#### [The task]
Give a count of the lines below that have the string "Consumer" in them, with no other words.

A block of data:
╭──

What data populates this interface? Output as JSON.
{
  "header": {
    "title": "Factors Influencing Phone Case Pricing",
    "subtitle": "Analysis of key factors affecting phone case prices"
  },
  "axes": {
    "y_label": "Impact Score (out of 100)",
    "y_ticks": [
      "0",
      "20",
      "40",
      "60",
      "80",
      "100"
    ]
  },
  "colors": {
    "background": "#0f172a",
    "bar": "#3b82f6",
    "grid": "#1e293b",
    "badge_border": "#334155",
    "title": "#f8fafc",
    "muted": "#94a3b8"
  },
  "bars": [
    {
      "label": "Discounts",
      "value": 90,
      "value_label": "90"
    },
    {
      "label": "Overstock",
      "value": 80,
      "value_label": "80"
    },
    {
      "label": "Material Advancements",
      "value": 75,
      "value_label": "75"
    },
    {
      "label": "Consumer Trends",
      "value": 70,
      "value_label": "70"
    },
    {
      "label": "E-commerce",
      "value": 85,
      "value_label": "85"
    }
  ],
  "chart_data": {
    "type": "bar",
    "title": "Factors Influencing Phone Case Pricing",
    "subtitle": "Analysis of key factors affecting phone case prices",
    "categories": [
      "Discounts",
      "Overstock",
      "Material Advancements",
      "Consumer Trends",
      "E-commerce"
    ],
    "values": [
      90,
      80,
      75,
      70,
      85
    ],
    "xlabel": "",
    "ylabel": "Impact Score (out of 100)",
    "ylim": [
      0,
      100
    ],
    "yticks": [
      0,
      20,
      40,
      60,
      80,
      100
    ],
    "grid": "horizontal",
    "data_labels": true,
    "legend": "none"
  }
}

╰──

#### [Completed task]
2